[Saved entries]
━━━

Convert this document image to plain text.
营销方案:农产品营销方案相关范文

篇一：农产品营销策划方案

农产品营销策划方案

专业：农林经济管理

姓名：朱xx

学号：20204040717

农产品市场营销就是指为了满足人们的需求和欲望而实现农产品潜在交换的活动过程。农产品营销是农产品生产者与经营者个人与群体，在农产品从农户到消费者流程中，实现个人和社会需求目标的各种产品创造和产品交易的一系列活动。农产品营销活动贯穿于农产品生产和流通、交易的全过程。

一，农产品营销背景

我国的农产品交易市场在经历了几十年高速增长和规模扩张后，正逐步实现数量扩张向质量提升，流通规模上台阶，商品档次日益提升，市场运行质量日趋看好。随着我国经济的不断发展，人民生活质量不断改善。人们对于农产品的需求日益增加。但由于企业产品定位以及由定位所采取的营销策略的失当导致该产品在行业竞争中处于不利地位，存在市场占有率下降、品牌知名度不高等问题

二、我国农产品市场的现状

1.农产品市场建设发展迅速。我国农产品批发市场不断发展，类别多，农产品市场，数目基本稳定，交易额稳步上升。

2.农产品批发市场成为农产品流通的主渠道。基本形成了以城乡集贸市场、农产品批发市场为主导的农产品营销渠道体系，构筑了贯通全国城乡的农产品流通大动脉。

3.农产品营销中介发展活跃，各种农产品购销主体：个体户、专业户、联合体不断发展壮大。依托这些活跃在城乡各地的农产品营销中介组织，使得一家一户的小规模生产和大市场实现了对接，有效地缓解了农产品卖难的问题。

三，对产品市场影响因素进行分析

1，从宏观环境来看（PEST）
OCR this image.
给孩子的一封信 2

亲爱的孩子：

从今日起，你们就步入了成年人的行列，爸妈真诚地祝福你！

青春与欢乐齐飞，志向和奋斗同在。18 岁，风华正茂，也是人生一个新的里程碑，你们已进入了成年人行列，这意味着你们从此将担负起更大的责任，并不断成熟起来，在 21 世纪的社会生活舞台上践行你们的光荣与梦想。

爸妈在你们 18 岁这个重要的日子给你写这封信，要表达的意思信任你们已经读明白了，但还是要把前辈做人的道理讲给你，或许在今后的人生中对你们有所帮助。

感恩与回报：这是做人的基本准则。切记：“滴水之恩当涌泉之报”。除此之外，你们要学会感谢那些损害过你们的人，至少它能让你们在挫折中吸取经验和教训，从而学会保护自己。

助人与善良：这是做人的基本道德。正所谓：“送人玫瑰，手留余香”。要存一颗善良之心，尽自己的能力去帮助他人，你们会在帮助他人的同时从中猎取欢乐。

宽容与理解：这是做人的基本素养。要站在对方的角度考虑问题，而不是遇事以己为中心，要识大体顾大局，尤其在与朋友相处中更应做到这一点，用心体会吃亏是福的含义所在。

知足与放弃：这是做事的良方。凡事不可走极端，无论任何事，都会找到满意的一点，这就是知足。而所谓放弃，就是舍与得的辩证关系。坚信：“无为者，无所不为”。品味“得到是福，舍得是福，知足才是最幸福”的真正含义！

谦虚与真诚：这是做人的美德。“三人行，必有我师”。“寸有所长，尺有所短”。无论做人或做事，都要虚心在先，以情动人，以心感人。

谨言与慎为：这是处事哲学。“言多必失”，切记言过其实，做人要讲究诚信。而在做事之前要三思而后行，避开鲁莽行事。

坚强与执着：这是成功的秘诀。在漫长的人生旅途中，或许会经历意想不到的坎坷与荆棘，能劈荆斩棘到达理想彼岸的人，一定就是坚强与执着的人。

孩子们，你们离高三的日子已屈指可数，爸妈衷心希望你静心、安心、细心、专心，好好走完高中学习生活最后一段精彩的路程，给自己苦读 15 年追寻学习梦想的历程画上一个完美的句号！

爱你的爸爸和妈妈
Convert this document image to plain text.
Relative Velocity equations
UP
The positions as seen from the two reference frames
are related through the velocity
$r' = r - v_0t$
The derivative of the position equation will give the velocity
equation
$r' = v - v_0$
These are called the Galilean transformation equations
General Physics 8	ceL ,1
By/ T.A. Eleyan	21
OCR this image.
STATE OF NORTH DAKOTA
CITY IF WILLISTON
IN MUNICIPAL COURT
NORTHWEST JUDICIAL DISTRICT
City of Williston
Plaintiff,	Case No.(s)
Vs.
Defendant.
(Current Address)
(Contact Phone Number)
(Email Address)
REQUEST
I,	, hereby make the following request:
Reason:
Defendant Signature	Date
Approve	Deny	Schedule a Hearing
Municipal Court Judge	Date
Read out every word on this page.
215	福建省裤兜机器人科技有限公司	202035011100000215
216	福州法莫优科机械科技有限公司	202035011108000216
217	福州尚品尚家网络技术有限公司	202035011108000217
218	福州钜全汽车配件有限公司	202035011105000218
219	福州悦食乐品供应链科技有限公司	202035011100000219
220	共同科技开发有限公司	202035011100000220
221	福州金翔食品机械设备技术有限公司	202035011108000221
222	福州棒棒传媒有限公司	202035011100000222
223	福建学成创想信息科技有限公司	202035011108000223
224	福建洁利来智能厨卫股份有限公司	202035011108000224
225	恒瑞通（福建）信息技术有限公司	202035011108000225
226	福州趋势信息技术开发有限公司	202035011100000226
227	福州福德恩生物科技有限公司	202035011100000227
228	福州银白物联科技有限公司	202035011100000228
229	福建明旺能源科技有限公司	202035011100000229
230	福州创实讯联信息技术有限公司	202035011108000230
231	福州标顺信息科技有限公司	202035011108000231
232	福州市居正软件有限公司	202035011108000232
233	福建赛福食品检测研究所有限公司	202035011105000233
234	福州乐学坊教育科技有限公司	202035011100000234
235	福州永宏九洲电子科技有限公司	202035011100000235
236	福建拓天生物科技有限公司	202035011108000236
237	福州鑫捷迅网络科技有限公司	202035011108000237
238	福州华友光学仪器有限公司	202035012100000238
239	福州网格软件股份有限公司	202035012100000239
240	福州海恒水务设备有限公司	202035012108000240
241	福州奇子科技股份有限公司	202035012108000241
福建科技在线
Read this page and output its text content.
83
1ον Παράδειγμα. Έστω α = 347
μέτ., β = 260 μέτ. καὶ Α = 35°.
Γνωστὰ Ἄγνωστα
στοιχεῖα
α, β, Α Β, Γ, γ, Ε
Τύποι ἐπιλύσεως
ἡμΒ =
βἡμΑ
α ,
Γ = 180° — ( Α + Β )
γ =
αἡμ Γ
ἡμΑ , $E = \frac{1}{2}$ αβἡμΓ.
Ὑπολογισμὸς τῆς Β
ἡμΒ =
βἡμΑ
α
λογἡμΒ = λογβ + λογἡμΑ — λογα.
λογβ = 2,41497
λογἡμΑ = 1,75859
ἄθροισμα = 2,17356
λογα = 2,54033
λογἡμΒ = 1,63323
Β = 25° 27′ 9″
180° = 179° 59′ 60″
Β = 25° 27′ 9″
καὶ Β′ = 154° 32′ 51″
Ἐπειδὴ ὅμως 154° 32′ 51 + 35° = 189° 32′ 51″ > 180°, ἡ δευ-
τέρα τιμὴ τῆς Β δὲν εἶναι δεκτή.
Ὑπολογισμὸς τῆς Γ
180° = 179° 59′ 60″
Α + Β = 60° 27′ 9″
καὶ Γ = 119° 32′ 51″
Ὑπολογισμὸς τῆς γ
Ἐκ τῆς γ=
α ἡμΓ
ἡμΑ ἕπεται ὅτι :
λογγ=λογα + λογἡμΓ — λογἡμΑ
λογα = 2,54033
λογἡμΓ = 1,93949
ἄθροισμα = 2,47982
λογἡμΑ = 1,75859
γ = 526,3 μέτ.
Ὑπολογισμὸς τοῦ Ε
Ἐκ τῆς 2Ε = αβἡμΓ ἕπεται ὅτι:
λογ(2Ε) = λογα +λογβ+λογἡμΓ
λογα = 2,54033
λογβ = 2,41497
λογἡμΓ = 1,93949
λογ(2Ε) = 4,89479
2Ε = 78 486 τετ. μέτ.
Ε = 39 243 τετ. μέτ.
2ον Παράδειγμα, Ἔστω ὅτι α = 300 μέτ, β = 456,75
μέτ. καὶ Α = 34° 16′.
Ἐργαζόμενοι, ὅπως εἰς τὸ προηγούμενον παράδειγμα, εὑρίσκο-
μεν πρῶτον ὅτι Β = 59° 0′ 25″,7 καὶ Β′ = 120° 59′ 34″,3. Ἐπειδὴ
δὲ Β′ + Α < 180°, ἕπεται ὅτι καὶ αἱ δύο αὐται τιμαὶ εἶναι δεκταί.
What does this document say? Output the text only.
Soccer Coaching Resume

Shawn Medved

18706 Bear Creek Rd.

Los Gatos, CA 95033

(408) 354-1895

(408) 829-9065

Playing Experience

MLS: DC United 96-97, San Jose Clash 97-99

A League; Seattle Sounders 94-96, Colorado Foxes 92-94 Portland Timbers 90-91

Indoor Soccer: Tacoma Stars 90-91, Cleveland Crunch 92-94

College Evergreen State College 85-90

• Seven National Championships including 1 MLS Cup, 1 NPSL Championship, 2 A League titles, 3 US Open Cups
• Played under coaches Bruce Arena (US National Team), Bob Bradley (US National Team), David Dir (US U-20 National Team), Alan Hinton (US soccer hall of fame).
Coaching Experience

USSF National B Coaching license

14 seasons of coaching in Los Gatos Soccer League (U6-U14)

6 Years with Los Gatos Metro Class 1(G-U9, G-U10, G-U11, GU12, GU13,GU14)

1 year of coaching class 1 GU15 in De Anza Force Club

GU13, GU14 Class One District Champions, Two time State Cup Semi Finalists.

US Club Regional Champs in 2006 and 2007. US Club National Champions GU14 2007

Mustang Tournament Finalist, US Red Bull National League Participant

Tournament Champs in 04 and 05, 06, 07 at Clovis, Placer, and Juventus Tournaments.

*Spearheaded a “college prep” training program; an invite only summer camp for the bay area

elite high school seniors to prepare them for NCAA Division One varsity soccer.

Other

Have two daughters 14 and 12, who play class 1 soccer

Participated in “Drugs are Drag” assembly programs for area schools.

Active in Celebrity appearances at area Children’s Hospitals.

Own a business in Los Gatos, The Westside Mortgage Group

━━━

Stated problem:
Search the data above for lines holding "λογβ" and copy each of them.

Response to the exercise:
λογἡμΒ = λογβ + λογἡμΑ — λογα.
λογβ = 2,41497
λογ(2Ε) = λογα +λογβ+λογἡμΓ
λογβ = 2,41497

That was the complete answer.